**** Text ****

Codori is a member of both the Historic Huntsville Foundation and the Huntsville/Madison County Historical Society. She has become a sort of "brick enthusiast" since she spearheaded the revitalization of an old sidewalk exhibited on the Downtown Huntsville square.

Since that project, her curiosity hasn't stopped her from learning more.

"They were made of the soil, they were made by hand, and they’re all around me, they always are in every city," Codori said. "Then I said 'ah, this is the basis, this is the root literally, coming from the soil.'"

The bricks that support our buildings and our roads tell us about our city's history, but they're also changing along with the growth of the city.

"You realize the roots and the soil are changing those sidewalks and pushing them and moving them," Codori said.

Sometimes as we bring in the new, we discover the old. An old sidewalk was uncovered during construction on Holmes Avenue at Dement Street in Huntsville.

Local postcard collectors The Southpaw have a postcard that shows the same original brick.

Local postcard collectors The Southpaw have a postcard that shows the same original brick.

Codori guesses the machine-cut bricks on Holmes Avenue were starting to be laid in the city post-Civil War, in the late 1860s. And rail tracks were probably laid down to support a streetcar system in the late 1880s.

"By 1869, people were back in gear, and public works were back," Codori said.

Codori will continue digging into the history of the city’s foundation. She says again, it’s all about your roots.

"It’s about what built the reason you’re here," she said. "People were here before and they were building this and making it accessible to us now.”

**** Dataset ****

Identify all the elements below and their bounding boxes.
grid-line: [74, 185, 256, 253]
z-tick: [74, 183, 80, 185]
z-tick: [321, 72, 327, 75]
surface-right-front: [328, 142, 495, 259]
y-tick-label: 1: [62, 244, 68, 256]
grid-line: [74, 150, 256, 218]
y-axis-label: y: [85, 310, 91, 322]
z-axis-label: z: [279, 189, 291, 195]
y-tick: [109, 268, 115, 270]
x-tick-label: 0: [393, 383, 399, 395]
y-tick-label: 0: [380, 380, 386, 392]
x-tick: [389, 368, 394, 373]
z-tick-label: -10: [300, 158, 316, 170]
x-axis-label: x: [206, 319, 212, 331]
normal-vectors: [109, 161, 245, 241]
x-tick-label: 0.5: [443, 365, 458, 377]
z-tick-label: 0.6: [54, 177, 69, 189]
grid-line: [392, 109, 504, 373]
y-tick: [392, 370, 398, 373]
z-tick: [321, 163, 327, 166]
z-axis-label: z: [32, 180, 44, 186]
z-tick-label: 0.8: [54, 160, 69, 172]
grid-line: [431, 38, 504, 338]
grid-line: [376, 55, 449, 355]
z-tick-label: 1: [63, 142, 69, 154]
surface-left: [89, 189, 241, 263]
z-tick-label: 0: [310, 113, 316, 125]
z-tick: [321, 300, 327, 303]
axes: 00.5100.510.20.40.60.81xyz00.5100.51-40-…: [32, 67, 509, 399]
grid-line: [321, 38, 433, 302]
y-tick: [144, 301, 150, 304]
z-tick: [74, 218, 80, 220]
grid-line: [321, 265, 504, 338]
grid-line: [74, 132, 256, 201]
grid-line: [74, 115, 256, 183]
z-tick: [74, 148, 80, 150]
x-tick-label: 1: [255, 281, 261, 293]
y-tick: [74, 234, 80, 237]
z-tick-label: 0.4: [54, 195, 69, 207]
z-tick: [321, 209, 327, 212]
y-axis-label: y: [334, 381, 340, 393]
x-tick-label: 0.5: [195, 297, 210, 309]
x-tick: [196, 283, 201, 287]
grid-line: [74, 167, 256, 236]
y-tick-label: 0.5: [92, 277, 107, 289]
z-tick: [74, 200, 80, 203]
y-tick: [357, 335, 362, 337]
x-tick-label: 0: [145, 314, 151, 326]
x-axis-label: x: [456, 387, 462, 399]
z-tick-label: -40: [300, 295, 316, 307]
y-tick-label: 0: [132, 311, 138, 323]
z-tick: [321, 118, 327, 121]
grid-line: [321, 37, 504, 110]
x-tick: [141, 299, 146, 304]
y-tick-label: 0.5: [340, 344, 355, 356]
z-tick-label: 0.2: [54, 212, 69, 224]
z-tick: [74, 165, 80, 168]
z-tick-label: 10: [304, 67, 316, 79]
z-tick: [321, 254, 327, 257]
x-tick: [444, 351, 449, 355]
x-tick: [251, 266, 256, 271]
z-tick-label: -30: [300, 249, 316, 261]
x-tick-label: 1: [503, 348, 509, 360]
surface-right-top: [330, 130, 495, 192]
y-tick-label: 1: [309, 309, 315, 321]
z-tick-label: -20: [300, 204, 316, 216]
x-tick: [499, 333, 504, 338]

****

**What is expected:**
In the text on Huntsville's historic bricks, where was an old sidewalk uncovered during construction?

**Answer for the task:**
On Holmes Avenue at Dement Street in Huntsville.